● Direction:
Below is a listing; reproduce each line of it exactly.

--- start Exercise input ---

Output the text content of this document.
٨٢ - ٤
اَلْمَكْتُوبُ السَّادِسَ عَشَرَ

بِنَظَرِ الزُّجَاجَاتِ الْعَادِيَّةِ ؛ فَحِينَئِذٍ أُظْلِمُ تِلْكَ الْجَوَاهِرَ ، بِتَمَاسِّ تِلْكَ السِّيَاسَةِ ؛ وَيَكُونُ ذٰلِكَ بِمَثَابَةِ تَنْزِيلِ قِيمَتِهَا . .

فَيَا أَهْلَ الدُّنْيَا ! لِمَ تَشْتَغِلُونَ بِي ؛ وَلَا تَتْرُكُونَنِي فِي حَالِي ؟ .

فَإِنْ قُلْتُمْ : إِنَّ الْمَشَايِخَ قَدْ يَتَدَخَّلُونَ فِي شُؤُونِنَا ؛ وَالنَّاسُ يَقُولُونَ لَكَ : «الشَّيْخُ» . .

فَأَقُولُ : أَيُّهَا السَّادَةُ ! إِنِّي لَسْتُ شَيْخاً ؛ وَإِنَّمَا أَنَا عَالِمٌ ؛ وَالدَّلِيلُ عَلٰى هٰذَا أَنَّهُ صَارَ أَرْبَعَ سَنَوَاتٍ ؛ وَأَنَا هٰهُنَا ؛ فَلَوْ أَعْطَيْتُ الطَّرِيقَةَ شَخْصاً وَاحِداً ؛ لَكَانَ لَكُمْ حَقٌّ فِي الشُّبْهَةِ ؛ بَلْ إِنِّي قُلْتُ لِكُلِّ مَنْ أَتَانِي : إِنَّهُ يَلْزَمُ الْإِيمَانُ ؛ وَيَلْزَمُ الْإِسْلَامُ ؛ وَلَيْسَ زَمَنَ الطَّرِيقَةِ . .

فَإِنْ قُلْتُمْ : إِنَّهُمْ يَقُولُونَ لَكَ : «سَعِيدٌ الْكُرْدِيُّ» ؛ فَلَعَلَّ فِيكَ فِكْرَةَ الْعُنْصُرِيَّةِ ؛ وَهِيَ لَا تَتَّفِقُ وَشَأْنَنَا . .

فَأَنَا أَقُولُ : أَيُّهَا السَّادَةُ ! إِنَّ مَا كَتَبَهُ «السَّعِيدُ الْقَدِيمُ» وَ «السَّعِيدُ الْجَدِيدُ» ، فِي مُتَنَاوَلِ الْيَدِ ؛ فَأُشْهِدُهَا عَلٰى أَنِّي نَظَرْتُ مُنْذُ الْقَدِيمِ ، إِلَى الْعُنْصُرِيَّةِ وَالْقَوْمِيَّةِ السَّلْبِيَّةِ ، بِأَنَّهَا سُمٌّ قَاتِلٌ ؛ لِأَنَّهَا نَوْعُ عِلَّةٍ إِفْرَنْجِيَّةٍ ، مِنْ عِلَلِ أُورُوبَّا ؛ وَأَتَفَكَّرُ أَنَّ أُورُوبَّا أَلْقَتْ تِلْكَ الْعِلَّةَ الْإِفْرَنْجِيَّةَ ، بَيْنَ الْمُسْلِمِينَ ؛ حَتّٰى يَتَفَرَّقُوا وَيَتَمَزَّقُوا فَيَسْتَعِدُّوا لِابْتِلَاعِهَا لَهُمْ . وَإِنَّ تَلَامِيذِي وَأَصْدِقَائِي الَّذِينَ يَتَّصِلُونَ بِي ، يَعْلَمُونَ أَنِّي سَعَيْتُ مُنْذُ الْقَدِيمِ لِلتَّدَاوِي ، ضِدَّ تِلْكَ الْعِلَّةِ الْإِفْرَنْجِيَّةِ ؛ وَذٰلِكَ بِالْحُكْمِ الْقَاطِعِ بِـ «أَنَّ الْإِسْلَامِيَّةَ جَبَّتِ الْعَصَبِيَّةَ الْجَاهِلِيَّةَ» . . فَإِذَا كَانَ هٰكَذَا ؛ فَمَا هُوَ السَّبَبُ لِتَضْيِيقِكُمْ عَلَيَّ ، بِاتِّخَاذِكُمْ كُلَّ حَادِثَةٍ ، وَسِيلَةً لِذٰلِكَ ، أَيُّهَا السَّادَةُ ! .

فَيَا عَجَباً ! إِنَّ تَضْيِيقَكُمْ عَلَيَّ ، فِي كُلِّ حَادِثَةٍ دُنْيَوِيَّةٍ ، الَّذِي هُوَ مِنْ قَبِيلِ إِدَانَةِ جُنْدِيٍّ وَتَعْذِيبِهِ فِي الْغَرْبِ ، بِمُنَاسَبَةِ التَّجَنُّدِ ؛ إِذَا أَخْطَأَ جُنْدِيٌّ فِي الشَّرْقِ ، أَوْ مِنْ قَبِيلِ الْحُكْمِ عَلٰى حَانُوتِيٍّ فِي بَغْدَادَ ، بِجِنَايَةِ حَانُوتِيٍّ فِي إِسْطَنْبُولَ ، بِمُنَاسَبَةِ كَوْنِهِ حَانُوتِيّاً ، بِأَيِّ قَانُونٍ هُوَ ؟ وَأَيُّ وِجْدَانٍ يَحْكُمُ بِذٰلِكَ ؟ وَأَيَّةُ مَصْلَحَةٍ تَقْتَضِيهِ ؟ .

--- end Exercise input ---

● The reply:
Output the text content of this document.
٨٢ - ٤
اَلْمَكْتُوبُ السَّادِسَ عَشَرَ

بِنَظَرِ الزُّجَاجَاتِ الْعَادِيَّةِ ؛ فَحِينَئِذٍ أُظْلِمُ تِلْكَ الْجَوَاهِرَ ، بِتَمَاسِّ تِلْكَ السِّيَاسَةِ ؛ وَيَكُونُ ذٰلِكَ بِمَثَابَةِ تَنْزِيلِ قِيمَتِهَا . .

فَيَا أَهْلَ الدُّنْيَا ! لِمَ تَشْتَغِلُونَ بِي ؛ وَلَا تَتْرُكُونَنِي فِي حَالِي ؟ .

فَإِنْ قُلْتُمْ : إِنَّ الْمَشَايِخَ قَدْ يَتَدَخَّلُونَ فِي شُؤُونِنَا ؛ وَالنَّاسُ يَقُولُونَ لَكَ : «الشَّيْخُ» . .

فَأَقُولُ : أَيُّهَا السَّادَةُ ! إِنِّي لَسْتُ شَيْخاً ؛ وَإِنَّمَا أَنَا عَالِمٌ ؛ وَالدَّلِيلُ عَلٰى هٰذَا أَنَّهُ صَارَ أَرْبَعَ سَنَوَاتٍ ؛ وَأَنَا هٰهُنَا ؛ فَلَوْ أَعْطَيْتُ الطَّرِيقَةَ شَخْصاً وَاحِداً ؛ لَكَانَ لَكُمْ حَقٌّ فِي الشُّبْهَةِ ؛ بَلْ إِنِّي قُلْتُ لِكُلِّ مَنْ أَتَانِي : إِنَّهُ يَلْزَمُ الْإِيمَانُ ؛ وَيَلْزَمُ الْإِسْلَامُ ؛ وَلَيْسَ زَمَنَ الطَّرِيقَةِ . .

فَإِنْ قُلْتُمْ : إِنَّهُمْ يَقُولُونَ لَكَ : «سَعِيدٌ الْكُرْدِيُّ» ؛ فَلَعَلَّ فِيكَ فِكْرَةَ الْعُنْصُرِيَّةِ ؛ وَهِيَ لَا تَتَّفِقُ وَشَأْنَنَا . .

فَأَنَا أَقُولُ : أَيُّهَا السَّادَةُ ! إِنَّ مَا كَتَبَهُ «السَّعِيدُ الْقَدِيمُ» وَ «السَّعِيدُ الْجَدِيدُ» ، فِي مُتَنَاوَلِ الْيَدِ ؛ فَأُشْهِدُهَا عَلٰى أَنِّي نَظَرْتُ مُنْذُ الْقَدِيمِ ، إِلَى الْعُنْصُرِيَّةِ وَالْقَوْمِيَّةِ السَّلْبِيَّةِ ، بِأَنَّهَا سُمٌّ قَاتِلٌ ؛ لِأَنَّهَا نَوْعُ عِلَّةٍ إِفْرَنْجِيَّةٍ ، مِنْ عِلَلِ أُورُوبَّا ؛ وَأَتَفَكَّرُ أَنَّ أُورُوبَّا أَلْقَتْ تِلْكَ الْعِلَّةَ الْإِفْرَنْجِيَّةَ ، بَيْنَ الْمُسْلِمِينَ ؛ حَتّٰى يَتَفَرَّقُوا وَيَتَمَزَّقُوا فَيَسْتَعِدُّوا لِابْتِلَاعِهَا لَهُمْ . وَإِنَّ تَلَامِيذِي وَأَصْدِقَائِي الَّذِينَ يَتَّصِلُونَ بِي ، يَعْلَمُونَ أَنِّي سَعَيْتُ مُنْذُ الْقَدِيمِ لِلتَّدَاوِي ، ضِدَّ تِلْكَ الْعِلَّةِ الْإِفْرَنْجِيَّةِ ؛ وَذٰلِكَ بِالْحُكْمِ الْقَاطِعِ بِـ «أَنَّ الْإِسْلَامِيَّةَ جَبَّتِ الْعَصَبِيَّةَ الْجَاهِلِيَّةَ» . . فَإِذَا كَانَ هٰكَذَا ؛ فَمَا هُوَ السَّبَبُ لِتَضْيِيقِكُمْ عَلَيَّ ، بِاتِّخَاذِكُمْ كُلَّ حَادِثَةٍ ، وَسِيلَةً لِذٰلِكَ ، أَيُّهَا السَّادَةُ ! .

فَيَا عَجَباً ! إِنَّ تَضْيِيقَكُمْ عَلَيَّ ، فِي كُلِّ حَادِثَةٍ دُنْيَوِيَّةٍ ، الَّذِي هُوَ مِنْ قَبِيلِ إِدَانَةِ جُنْدِيٍّ وَتَعْذِيبِهِ فِي الْغَرْبِ ، بِمُنَاسَبَةِ التَّجَنُّدِ ؛ إِذَا أَخْطَأَ جُنْدِيٌّ فِي الشَّرْقِ ، أَوْ مِنْ قَبِيلِ الْحُكْمِ عَلٰى حَانُوتِيٍّ فِي بَغْدَادَ ، بِجِنَايَةِ حَانُوتِيٍّ فِي إِسْطَنْبُولَ ، بِمُنَاسَبَةِ كَوْنِهِ حَانُوتِيّاً ، بِأَيِّ قَانُونٍ هُوَ ؟ وَأَيُّ وِجْدَانٍ يَحْكُمُ بِذٰلِكَ ؟ وَأَيَّةُ مَصْلَحَةٍ تَقْتَضِيهِ ؟ .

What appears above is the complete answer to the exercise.